▸ Job: Scan the entries below and extract each line with the word "国家自然科学基金项目" in it.

— start of Supplied entries —

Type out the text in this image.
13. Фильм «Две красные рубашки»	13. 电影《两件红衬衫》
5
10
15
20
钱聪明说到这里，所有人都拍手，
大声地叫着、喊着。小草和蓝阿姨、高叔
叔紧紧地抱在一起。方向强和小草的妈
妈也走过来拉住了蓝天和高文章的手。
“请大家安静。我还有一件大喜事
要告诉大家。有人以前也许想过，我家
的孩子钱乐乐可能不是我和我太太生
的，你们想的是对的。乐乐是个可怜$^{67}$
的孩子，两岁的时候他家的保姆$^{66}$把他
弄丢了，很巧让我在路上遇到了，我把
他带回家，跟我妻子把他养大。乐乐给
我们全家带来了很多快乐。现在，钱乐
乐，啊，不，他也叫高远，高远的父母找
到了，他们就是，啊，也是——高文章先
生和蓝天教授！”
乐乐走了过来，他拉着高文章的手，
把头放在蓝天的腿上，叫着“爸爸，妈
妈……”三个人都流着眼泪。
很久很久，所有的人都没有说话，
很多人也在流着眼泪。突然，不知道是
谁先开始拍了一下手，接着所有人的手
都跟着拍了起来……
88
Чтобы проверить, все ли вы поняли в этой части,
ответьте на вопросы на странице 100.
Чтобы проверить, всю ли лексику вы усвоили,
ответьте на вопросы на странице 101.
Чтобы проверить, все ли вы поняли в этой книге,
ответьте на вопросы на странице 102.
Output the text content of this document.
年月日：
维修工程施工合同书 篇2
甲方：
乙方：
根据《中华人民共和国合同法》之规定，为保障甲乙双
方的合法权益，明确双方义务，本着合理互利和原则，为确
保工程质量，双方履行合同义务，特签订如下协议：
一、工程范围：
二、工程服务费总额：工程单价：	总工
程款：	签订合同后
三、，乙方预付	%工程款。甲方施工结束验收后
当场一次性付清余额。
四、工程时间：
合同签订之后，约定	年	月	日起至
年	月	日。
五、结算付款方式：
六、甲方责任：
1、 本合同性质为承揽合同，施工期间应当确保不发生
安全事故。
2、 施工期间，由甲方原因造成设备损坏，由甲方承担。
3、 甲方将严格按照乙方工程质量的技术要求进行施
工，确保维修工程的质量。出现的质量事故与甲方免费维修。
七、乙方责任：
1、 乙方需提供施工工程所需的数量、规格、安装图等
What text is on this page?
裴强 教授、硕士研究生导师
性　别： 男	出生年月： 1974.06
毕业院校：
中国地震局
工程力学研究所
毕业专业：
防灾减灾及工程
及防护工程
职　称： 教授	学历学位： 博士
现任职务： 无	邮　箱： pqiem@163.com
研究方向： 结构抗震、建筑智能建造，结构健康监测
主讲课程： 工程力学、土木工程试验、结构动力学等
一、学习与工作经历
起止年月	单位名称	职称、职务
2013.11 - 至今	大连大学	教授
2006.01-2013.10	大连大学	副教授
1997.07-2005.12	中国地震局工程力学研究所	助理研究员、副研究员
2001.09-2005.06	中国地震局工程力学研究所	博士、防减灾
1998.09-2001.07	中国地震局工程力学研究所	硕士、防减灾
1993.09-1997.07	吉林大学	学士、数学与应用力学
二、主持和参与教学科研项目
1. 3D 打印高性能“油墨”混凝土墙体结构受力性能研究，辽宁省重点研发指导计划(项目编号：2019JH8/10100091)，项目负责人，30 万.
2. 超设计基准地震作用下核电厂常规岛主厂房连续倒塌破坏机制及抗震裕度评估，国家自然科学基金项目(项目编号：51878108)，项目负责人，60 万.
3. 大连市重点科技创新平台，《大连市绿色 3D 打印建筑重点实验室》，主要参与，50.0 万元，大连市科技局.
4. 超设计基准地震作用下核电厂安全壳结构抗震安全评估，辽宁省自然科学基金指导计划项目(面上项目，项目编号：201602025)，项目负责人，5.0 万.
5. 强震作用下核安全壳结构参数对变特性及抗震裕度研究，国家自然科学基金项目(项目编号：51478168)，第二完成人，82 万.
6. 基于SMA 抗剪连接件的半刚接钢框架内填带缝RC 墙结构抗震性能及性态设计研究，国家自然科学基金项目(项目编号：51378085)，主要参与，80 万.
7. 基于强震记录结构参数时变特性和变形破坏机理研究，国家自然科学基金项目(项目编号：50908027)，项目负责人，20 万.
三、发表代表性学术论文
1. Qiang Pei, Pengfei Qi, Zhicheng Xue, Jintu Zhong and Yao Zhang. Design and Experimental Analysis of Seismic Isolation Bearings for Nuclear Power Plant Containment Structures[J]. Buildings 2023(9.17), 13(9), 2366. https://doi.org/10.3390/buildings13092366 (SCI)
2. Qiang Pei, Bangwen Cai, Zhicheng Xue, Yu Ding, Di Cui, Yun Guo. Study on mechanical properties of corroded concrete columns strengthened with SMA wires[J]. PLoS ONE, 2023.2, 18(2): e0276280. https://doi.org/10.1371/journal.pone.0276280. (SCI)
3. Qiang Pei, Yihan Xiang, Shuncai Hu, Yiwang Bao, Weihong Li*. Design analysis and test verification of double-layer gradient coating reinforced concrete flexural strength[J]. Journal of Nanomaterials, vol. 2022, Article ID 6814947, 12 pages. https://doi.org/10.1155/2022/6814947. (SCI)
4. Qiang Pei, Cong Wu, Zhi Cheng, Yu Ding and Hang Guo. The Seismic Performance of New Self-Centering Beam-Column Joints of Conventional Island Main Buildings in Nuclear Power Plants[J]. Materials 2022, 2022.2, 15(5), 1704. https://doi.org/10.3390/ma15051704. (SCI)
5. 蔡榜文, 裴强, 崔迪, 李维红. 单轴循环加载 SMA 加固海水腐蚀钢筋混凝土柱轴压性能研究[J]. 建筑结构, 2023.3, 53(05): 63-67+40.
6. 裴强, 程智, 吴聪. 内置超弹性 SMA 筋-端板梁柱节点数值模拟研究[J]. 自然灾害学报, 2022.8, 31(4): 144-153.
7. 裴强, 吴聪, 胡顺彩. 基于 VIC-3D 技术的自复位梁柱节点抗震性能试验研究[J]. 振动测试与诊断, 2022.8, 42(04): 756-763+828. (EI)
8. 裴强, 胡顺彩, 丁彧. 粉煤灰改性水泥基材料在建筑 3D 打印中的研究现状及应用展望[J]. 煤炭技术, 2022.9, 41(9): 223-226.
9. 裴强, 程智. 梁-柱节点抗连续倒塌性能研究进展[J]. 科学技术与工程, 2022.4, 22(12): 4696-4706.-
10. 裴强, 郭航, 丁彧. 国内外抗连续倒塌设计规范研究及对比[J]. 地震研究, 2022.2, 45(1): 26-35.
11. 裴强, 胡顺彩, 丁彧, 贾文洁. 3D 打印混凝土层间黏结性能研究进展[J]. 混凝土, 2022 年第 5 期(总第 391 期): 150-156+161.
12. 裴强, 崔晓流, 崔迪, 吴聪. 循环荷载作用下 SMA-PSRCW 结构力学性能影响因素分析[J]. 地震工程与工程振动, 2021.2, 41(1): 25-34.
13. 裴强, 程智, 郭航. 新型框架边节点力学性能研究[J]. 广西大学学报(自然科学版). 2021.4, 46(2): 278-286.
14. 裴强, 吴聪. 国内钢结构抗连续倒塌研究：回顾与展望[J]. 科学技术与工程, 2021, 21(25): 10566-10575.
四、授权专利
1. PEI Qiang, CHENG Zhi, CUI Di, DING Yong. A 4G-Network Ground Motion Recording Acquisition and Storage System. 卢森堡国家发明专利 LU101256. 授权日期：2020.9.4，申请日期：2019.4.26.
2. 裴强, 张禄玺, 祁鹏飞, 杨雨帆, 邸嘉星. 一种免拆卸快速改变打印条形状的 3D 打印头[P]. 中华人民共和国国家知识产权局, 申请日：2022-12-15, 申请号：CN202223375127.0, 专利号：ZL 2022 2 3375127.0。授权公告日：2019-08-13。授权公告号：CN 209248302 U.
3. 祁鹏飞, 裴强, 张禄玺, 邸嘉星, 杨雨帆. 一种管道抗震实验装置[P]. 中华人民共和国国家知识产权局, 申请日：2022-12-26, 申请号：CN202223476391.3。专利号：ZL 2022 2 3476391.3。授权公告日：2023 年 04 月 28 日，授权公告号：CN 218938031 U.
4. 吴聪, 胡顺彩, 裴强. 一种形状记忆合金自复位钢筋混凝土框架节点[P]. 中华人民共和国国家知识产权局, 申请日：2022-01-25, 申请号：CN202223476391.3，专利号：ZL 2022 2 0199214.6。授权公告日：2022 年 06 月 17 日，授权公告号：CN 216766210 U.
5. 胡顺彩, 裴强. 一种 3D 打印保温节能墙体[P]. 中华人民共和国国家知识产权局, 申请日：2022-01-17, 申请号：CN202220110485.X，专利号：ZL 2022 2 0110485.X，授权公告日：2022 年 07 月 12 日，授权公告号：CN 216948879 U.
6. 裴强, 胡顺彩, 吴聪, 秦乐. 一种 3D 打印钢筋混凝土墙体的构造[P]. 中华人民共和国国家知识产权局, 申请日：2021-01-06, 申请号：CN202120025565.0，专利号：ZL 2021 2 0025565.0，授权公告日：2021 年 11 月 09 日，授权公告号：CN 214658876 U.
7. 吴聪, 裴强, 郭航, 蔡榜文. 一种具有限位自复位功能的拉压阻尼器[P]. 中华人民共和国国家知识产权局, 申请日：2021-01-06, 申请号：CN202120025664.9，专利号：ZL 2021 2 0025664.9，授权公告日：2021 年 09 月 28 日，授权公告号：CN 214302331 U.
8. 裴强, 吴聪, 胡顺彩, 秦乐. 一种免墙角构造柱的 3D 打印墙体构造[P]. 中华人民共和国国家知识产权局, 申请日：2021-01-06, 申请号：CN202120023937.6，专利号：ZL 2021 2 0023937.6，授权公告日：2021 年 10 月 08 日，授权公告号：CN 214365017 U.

— end of Supplied entries —

▸ Written reply:
2. 超设计基准地震作用下核电厂常规岛主厂房连续倒塌破坏机制及抗震裕度评估，国家自然科学基金项目(项目编号：51878108)，项目负责人，60 万.
5. 强震作用下核安全壳结构参数对变特性及抗震裕度研究，国家自然科学基金项目(项目编号：51478168)，第二完成人，82 万.
6. 基于SMA 抗剪连接件的半刚接钢框架内填带缝RC 墙结构抗震性能及性态设计研究，国家自然科学基金项目(项目编号：51378085)，主要参与，80 万.
7. 基于强震记录结构参数时变特性和变形破坏机理研究，国家自然科学基金项目(项目编号：50908027)，项目负责人，20 万.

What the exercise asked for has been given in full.